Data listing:
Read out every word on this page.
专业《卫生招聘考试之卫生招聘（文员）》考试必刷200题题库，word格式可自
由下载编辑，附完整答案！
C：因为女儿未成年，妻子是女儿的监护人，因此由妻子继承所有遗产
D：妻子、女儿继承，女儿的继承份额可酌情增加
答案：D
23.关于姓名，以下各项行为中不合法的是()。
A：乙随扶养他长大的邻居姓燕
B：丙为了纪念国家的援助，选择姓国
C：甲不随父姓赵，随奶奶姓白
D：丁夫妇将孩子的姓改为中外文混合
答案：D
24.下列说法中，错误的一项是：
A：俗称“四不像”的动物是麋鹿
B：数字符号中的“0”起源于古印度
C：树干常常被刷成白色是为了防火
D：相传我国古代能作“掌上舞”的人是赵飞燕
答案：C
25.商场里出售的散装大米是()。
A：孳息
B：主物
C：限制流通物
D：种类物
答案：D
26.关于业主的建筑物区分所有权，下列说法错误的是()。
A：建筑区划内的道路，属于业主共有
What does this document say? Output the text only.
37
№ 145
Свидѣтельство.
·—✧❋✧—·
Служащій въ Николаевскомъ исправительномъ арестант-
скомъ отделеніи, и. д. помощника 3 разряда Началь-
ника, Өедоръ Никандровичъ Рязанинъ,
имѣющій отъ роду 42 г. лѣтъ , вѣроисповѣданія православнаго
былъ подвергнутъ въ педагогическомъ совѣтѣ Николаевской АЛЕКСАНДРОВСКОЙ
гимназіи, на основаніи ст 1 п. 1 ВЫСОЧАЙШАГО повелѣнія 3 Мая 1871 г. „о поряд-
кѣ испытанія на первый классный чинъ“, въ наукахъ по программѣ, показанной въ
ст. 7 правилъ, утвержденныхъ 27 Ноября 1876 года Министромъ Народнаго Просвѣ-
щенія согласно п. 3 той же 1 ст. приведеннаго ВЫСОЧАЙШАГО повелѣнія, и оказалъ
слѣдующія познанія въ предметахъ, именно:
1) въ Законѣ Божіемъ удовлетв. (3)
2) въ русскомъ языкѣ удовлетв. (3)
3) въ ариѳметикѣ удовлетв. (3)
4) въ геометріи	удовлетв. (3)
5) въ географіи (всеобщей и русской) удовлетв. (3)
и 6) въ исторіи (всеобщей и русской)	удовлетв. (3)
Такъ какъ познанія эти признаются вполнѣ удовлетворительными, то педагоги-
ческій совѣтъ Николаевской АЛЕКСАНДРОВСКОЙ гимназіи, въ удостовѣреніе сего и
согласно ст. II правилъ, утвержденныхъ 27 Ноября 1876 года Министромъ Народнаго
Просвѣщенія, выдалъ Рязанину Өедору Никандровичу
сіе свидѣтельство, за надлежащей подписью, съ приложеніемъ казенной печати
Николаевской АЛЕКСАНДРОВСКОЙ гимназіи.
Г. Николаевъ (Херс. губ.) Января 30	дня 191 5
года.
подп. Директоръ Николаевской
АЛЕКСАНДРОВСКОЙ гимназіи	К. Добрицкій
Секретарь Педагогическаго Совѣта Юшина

WHAT THIS TASK INVOLVES -
Extract lines where the string "Министромъ" occurs.

THE ANSWER -
ст. 7 правилъ, утвержденныхъ 27 Ноября 1876 года Министромъ Народнаго Просвѣ-
согласно ст. II правилъ, утвержденныхъ 27 Ноября 1876 года Министромъ Народнаго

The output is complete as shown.